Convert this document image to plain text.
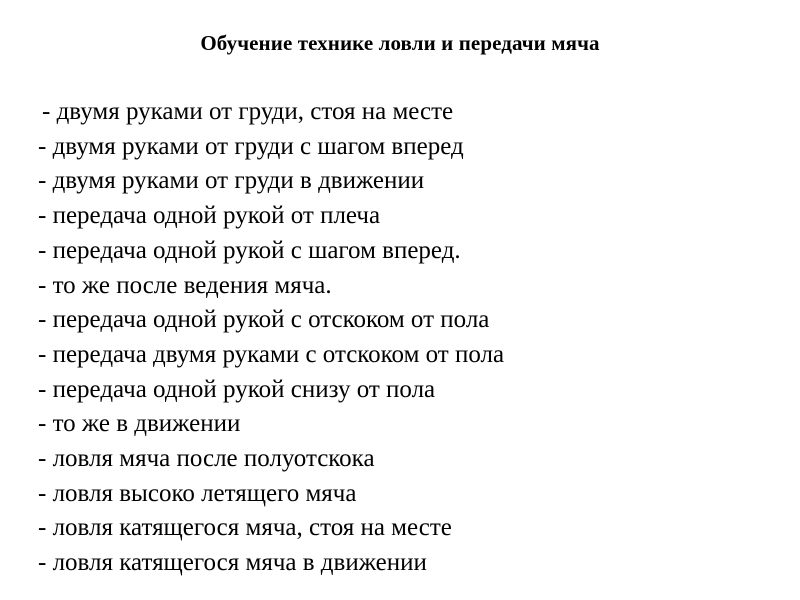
Обучение технике ловли и передачи мяча
- двумя руками от груди, стоя на месте
- двумя руками от груди с шагом вперед
- двумя руками от груди в движении
- передача одной рукой от плеча
- передача одной рукой с шагом вперед.
- то же после ведения мяча.
- передача одной рукой с отскоком от пола
- передача двумя руками с отскоком от пола
- передача одной рукой снизу от пола
- то же в движении
- ловля мяча после полуотскока
- ловля высоко летящего мяча
- ловля катящегося мяча, стоя на месте
- ловля катящегося мяча в движении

● **Goal of the exercise**
Using the listing above, locate the lines that hold "движении" and copy each one.

● **Task response**
- двумя руками от груди в движении
- то же в движении
- ловля катящегося мяча в движении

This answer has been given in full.